→ **Work item**:
In the records that follow, find each line with "title" and pull it out.

Bounding box prediction data
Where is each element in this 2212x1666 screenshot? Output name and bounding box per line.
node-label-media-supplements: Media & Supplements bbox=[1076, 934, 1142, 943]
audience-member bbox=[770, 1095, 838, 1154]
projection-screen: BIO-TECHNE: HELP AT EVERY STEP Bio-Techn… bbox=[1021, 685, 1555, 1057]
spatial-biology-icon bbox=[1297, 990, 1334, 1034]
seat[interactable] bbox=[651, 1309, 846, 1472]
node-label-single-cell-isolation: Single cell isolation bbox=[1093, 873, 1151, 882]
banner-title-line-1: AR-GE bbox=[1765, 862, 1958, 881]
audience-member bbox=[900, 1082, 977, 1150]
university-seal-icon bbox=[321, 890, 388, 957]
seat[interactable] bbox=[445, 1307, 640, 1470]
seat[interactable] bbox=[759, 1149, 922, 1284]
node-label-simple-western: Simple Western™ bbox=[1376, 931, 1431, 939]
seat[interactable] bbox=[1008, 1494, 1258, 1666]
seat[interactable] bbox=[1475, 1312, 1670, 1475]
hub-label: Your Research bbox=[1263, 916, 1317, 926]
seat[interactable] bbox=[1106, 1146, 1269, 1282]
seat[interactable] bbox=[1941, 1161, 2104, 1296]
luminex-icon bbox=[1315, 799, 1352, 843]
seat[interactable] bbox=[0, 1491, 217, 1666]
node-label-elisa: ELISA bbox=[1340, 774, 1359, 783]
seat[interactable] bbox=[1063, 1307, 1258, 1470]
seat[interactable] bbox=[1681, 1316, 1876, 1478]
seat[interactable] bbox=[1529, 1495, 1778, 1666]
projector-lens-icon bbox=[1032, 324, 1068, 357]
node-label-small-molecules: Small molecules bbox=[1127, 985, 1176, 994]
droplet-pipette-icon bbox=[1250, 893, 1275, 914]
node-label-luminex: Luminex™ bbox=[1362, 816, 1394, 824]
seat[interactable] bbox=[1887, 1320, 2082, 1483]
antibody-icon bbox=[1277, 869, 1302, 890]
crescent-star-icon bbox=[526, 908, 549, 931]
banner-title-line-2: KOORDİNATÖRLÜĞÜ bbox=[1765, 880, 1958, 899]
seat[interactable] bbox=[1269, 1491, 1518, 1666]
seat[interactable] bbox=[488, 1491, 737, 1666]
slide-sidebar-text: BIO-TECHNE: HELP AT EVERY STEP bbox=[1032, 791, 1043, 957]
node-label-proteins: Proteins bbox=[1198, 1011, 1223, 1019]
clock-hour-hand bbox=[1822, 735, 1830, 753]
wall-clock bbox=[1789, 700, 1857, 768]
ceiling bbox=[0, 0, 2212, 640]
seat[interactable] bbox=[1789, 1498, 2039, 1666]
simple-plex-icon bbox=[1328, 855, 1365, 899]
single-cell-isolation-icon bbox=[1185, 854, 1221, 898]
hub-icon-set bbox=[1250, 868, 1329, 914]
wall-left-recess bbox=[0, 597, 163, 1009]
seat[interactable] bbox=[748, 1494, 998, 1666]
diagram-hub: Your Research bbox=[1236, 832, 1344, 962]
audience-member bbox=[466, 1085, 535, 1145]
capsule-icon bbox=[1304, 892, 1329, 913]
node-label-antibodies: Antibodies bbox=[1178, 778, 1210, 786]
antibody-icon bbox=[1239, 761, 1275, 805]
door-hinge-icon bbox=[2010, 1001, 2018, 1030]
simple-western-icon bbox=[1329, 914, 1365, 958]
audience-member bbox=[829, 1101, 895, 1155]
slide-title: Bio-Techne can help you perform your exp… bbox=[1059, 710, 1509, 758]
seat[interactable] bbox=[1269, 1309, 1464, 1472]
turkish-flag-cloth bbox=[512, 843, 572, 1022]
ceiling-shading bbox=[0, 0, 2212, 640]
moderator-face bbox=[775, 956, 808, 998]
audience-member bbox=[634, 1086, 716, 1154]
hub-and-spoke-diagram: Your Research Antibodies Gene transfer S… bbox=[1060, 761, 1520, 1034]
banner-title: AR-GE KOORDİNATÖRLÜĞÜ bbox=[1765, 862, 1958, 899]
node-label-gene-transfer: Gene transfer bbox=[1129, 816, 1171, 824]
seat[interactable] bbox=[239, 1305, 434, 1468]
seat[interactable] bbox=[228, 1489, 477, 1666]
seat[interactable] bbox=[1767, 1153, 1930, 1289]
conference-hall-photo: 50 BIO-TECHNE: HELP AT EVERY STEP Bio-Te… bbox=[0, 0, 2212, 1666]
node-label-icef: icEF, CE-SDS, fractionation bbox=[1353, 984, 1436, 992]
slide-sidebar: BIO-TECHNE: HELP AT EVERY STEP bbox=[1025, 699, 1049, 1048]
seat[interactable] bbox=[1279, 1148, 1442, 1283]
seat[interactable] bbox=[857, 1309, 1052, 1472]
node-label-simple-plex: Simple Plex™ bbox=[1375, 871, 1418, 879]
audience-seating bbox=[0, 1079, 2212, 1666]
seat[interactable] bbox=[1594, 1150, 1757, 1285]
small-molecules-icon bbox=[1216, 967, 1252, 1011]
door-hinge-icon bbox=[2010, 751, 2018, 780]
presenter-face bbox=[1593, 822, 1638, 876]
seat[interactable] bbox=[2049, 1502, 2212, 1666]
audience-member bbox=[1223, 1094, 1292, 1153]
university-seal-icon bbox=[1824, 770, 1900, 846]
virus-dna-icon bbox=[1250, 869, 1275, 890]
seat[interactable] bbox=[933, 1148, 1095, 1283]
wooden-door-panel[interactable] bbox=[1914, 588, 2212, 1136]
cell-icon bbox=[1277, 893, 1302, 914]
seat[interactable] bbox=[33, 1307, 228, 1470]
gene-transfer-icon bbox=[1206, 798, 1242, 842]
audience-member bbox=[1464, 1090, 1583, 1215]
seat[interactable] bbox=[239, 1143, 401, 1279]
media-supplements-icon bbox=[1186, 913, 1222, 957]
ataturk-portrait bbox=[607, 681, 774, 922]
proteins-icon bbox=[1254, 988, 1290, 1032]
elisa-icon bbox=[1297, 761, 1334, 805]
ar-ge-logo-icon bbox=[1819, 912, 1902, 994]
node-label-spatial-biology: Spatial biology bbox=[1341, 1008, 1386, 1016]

→ **Your solution**:
banner-title-line-1: AR-GE bbox=[1765, 862, 1958, 881]
banner-title-line-2: KOORDİNATÖRLÜĞÜ bbox=[1765, 880, 1958, 899]
slide-title: Bio-Techne can help you perform your exp… bbox=[1059, 710, 1509, 758]
banner-title: AR-GE KOORDİNATÖRLÜĞÜ bbox=[1765, 862, 1958, 899]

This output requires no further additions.